-- start Rows --

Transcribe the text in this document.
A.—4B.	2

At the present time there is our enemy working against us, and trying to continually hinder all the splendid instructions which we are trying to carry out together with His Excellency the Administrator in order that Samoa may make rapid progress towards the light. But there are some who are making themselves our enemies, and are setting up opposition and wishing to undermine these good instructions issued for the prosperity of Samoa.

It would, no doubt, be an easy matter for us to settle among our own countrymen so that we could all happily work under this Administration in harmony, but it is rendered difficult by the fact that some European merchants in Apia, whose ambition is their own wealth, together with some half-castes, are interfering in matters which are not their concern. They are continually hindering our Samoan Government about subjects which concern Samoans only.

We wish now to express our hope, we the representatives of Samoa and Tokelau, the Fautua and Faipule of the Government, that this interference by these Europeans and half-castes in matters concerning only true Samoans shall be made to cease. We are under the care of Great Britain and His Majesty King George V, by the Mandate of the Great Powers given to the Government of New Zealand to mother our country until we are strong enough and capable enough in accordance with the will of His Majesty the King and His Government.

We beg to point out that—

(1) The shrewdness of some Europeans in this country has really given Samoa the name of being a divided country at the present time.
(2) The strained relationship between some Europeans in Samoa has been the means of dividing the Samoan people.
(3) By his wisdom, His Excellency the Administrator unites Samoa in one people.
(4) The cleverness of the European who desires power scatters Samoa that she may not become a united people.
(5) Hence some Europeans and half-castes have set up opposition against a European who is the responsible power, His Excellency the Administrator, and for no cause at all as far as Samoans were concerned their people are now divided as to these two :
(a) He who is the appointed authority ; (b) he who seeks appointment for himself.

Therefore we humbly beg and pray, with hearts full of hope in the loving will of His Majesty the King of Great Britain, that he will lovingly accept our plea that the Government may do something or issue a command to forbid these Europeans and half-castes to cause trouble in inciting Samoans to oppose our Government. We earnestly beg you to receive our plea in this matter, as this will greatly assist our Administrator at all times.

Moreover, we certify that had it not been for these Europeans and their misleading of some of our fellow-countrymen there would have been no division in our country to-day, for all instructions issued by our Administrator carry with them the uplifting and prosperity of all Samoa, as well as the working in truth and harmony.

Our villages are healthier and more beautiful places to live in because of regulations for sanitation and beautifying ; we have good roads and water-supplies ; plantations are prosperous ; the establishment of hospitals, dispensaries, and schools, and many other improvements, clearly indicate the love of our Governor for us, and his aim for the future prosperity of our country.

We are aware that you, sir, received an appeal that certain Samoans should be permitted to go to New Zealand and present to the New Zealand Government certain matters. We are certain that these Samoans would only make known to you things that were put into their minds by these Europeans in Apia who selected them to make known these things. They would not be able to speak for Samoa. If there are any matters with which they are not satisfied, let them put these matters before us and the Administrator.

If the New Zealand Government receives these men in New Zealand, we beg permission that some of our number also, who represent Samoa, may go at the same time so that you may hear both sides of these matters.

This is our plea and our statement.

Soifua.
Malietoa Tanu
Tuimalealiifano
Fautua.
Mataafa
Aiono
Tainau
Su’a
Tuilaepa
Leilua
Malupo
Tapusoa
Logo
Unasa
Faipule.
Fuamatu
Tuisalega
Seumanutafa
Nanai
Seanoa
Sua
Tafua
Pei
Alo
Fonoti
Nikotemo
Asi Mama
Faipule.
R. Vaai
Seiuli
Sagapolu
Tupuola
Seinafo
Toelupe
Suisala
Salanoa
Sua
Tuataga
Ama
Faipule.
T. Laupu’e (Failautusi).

-- end Rows --

__Description of the task__. Extract each line of the listing above, copying it word for word.

__Result of the exercise__.
Transcribe the text in this document.
A.—4B.	2

At the present time there is our enemy working against us, and trying to continually hinder all the splendid instructions which we are trying to carry out together with His Excellency the Administrator in order that Samoa may make rapid progress towards the light. But there are some who are making themselves our enemies, and are setting up opposition and wishing to undermine these good instructions issued for the prosperity of Samoa.

It would, no doubt, be an easy matter for us to settle among our own countrymen so that we could all happily work under this Administration in harmony, but it is rendered difficult by the fact that some European merchants in Apia, whose ambition is their own wealth, together with some half-castes, are interfering in matters which are not their concern. They are continually hindering our Samoan Government about subjects which concern Samoans only.

We wish now to express our hope, we the representatives of Samoa and Tokelau, the Fautua and Faipule of the Government, that this interference by these Europeans and half-castes in matters concerning only true Samoans shall be made to cease. We are under the care of Great Britain and His Majesty King George V, by the Mandate of the Great Powers given to the Government of New Zealand to mother our country until we are strong enough and capable enough in accordance with the will of His Majesty the King and His Government.

We beg to point out that—

(1) The shrewdness of some Europeans in this country has really given Samoa the name of being a divided country at the present time.
(2) The strained relationship between some Europeans in Samoa has been the means of dividing the Samoan people.
(3) By his wisdom, His Excellency the Administrator unites Samoa in one people.
(4) The cleverness of the European who desires power scatters Samoa that she may not become a united people.
(5) Hence some Europeans and half-castes have set up opposition against a European who is the responsible power, His Excellency the Administrator, and for no cause at all as far as Samoans were concerned their people are now divided as to these two :
(a) He who is the appointed authority ; (b) he who seeks appointment for himself.

Therefore we humbly beg and pray, with hearts full of hope in the loving will of His Majesty the King of Great Britain, that he will lovingly accept our plea that the Government may do something or issue a command to forbid these Europeans and half-castes to cause trouble in inciting Samoans to oppose our Government. We earnestly beg you to receive our plea in this matter, as this will greatly assist our Administrator at all times.

Moreover, we certify that had it not been for these Europeans and their misleading of some of our fellow-countrymen there would have been no division in our country to-day, for all instructions issued by our Administrator carry with them the uplifting and prosperity of all Samoa, as well as the working in truth and harmony.

Our villages are healthier and more beautiful places to live in because of regulations for sanitation and beautifying ; we have good roads and water-supplies ; plantations are prosperous ; the establishment of hospitals, dispensaries, and schools, and many other improvements, clearly indicate the love of our Governor for us, and his aim for the future prosperity of our country.

We are aware that you, sir, received an appeal that certain Samoans should be permitted to go to New Zealand and present to the New Zealand Government certain matters. We are certain that these Samoans would only make known to you things that were put into their minds by these Europeans in Apia who selected them to make known these things. They would not be able to speak for Samoa. If there are any matters with which they are not satisfied, let them put these matters before us and the Administrator.

If the New Zealand Government receives these men in New Zealand, we beg permission that some of our number also, who represent Samoa, may go at the same time so that you may hear both sides of these matters.

This is our plea and our statement.

Soifua.
Malietoa Tanu
Tuimalealiifano
Fautua.
Mataafa
Aiono
Tainau
Su’a
Tuilaepa
Leilua
Malupo
Tapusoa
Logo
Unasa
Faipule.
Fuamatu
Tuisalega
Seumanutafa
Nanai
Seanoa
Sua
Tafua
Pei
Alo
Fonoti
Nikotemo
Asi Mama
Faipule.
R. Vaai
Seiuli
Sagapolu
Tupuola
Seinafo
Toelupe
Suisala
Salanoa
Sua
Tuataga
Ama
Faipule.
T. Laupu’e (Failautusi).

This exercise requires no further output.